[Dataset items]
- - - -

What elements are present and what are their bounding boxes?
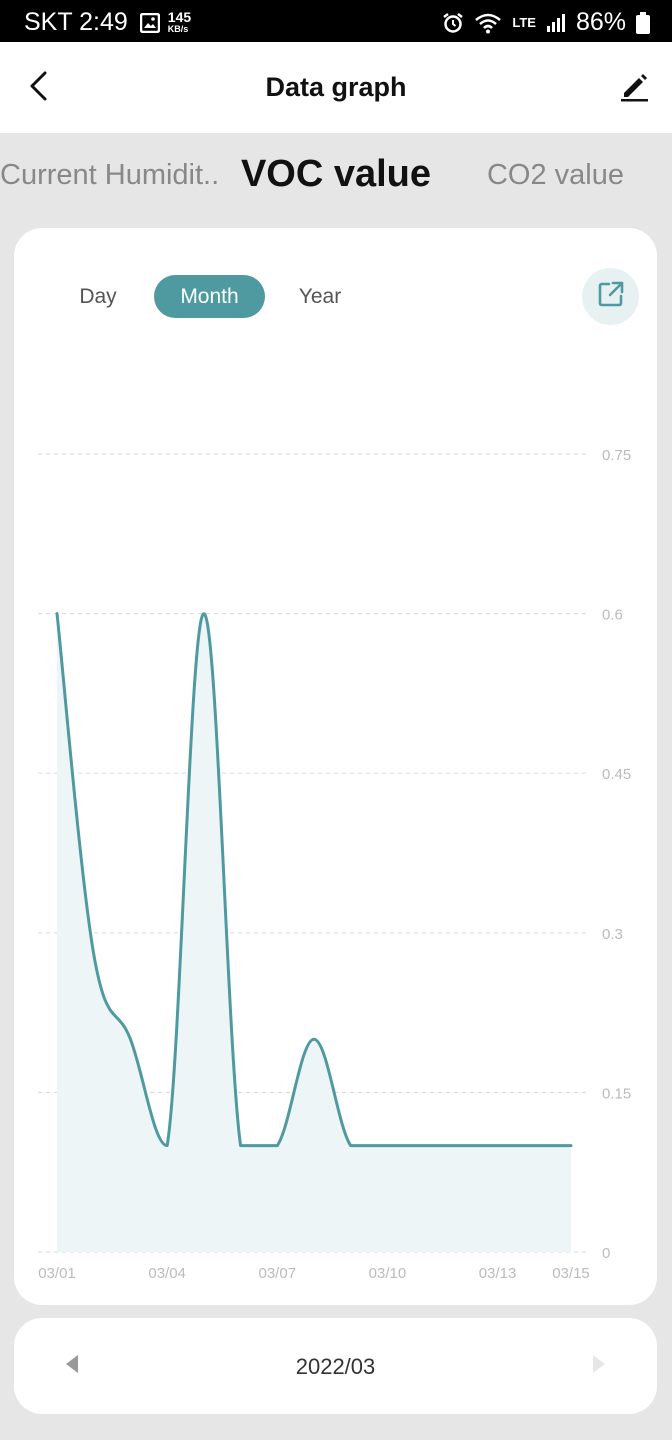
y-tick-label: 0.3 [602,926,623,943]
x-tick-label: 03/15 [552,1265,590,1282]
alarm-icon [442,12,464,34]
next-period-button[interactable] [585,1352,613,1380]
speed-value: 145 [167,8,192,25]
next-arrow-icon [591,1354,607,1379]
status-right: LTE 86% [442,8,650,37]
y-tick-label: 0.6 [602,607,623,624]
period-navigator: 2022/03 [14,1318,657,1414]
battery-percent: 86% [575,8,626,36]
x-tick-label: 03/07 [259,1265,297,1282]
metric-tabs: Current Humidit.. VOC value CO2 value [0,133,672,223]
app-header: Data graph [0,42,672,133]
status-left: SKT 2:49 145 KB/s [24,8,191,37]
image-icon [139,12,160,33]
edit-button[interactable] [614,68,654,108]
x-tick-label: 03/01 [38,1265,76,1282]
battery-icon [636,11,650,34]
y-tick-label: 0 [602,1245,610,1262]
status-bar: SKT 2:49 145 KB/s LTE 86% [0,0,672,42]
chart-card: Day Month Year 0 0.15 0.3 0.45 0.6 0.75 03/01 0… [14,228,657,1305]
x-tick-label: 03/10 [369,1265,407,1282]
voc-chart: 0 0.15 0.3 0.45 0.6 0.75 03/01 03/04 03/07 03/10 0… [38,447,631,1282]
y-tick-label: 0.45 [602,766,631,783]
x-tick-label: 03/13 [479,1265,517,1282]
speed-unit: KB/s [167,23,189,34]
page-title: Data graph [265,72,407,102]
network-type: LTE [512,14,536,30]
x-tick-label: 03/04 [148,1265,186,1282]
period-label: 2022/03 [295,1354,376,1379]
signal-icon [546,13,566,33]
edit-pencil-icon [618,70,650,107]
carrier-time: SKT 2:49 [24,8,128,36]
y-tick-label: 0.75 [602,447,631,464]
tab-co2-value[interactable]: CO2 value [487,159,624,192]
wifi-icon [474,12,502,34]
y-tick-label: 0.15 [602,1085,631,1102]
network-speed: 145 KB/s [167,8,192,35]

- - - -

TASK GOAL: Rewrite the records as a numbered list, leaving out any blank lines, covering everything from the line containing "y-tick-label: 0.3 [602,926,623,943]" down to the line containing "battery-percent: 86% [575,8,626,36]", both included.

SOLUTION TO THIS TASK:
1. y-tick-label: 0.3 [602,926,623,943]
2. x-tick-label: 03/15 [552,1265,590,1282]
3. alarm-icon [442,12,464,34]
4. next-period-button[interactable] [585,1352,613,1380]
5. speed-value: 145 [167,8,192,25]
6. next-arrow-icon [591,1354,607,1379]
7. status-right: LTE 86% [442,8,650,37]
8. y-tick-label: 0.6 [602,607,623,624]
9. period-navigator: 2022/03 [14,1318,657,1414]
10. battery-percent: 86% [575,8,626,36]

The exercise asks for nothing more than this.